[Start]

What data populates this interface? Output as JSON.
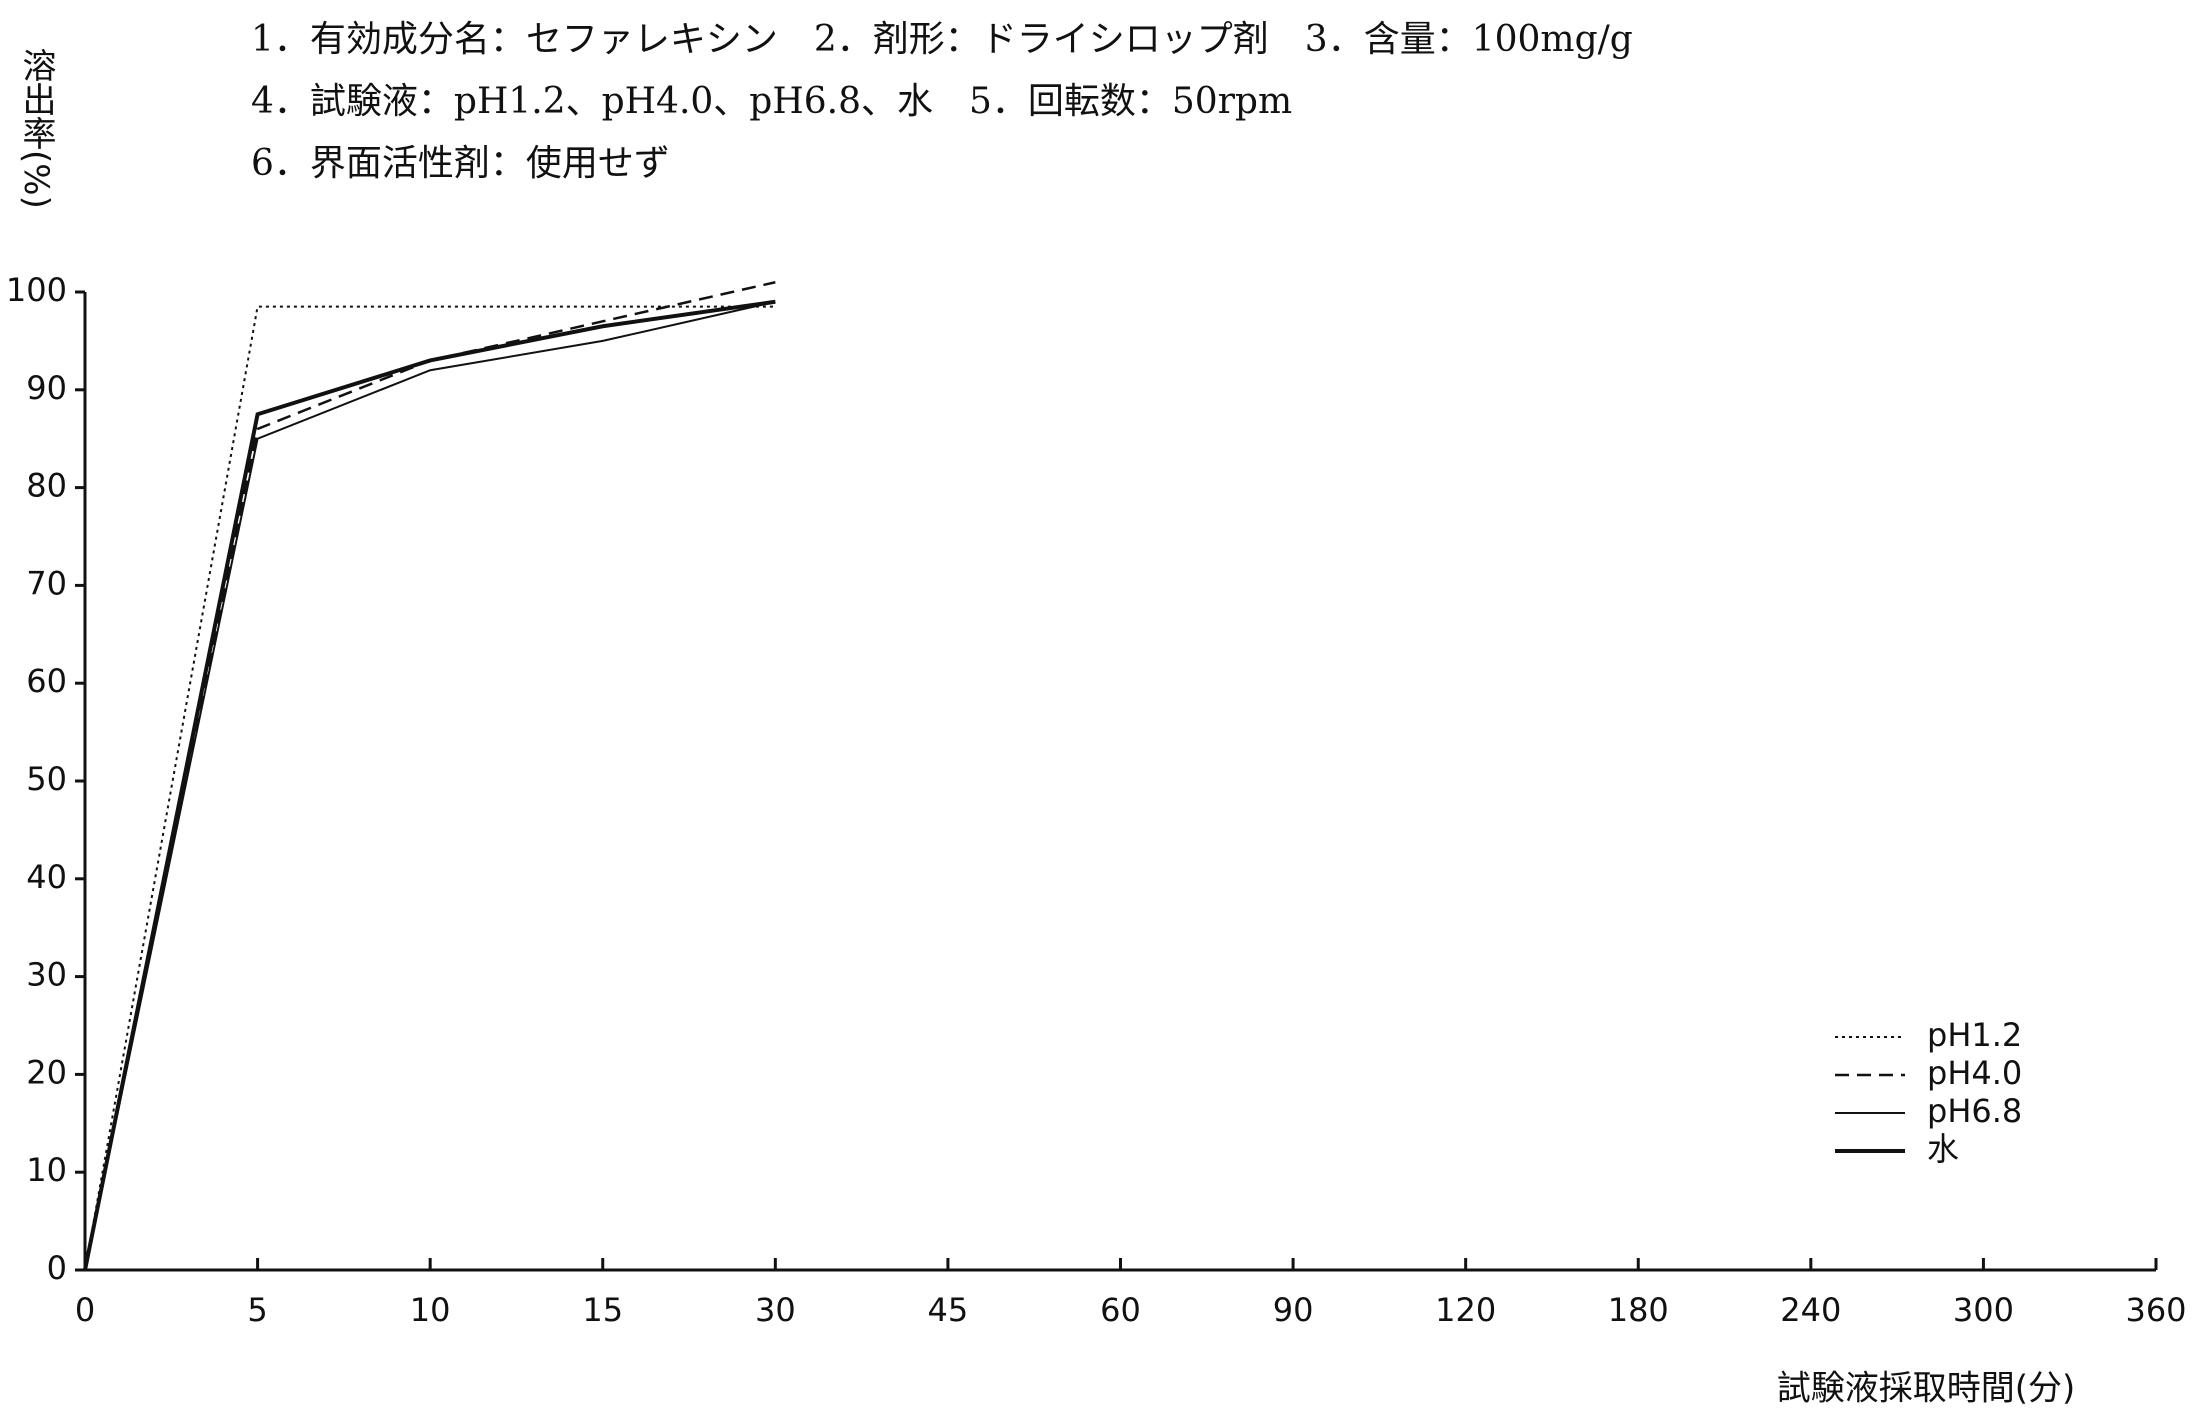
{
  "chart_data": {
    "type": "line",
    "title_lines": [
      "1．有効成分名：セファレキシン　2．剤形：ドライシロップ剤　3．含量：100mg/g",
      "4．試験液：pH1.2、pH4.0、pH6.8、水　5．回転数：50rpm",
      "6．界面活性剤：使用せず"
    ],
    "y_label": "溶出率(%)",
    "x_label": "試験液採取時間(分)",
    "categories": [
      "0",
      "5",
      "10",
      "15",
      "30",
      "45",
      "60",
      "90",
      "120",
      "180",
      "240",
      "300",
      "360"
    ],
    "ylim": [
      0,
      100
    ],
    "yticks": [
      0,
      10,
      20,
      30,
      40,
      50,
      60,
      70,
      80,
      90,
      100
    ],
    "grid": false,
    "legend": "lower right",
    "series": [
      {
        "name": "pH1.2",
        "color": "#111111",
        "linestyle": "dotted",
        "linewidth": 2,
        "values": [
          0,
          98.5,
          98.5,
          98.5,
          98.5,
          null,
          null,
          null,
          null,
          null,
          null,
          null,
          null
        ]
      },
      {
        "name": "pH4.0",
        "color": "#111111",
        "linestyle": "dashed",
        "linewidth": 2.5,
        "values": [
          0,
          86,
          93,
          97,
          101,
          null,
          null,
          null,
          null,
          null,
          null,
          null,
          null
        ]
      },
      {
        "name": "pH6.8",
        "color": "#111111",
        "linestyle": "solid",
        "linewidth": 2,
        "values": [
          0,
          85,
          92,
          95,
          99,
          null,
          null,
          null,
          null,
          null,
          null,
          null,
          null
        ]
      },
      {
        "name": "水",
        "color": "#111111",
        "linestyle": "solid",
        "linewidth": 4,
        "values": [
          0,
          87.5,
          93,
          96.5,
          99,
          null,
          null,
          null,
          null,
          null,
          null,
          null,
          null
        ]
      }
    ]
  }
}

[End]

Exercise: Every line containing the string "linewidth" must be listed.

The response:
        "linewidth": 2,
        "linewidth": 2.5,
        "linewidth": 2,
        "linewidth": 4,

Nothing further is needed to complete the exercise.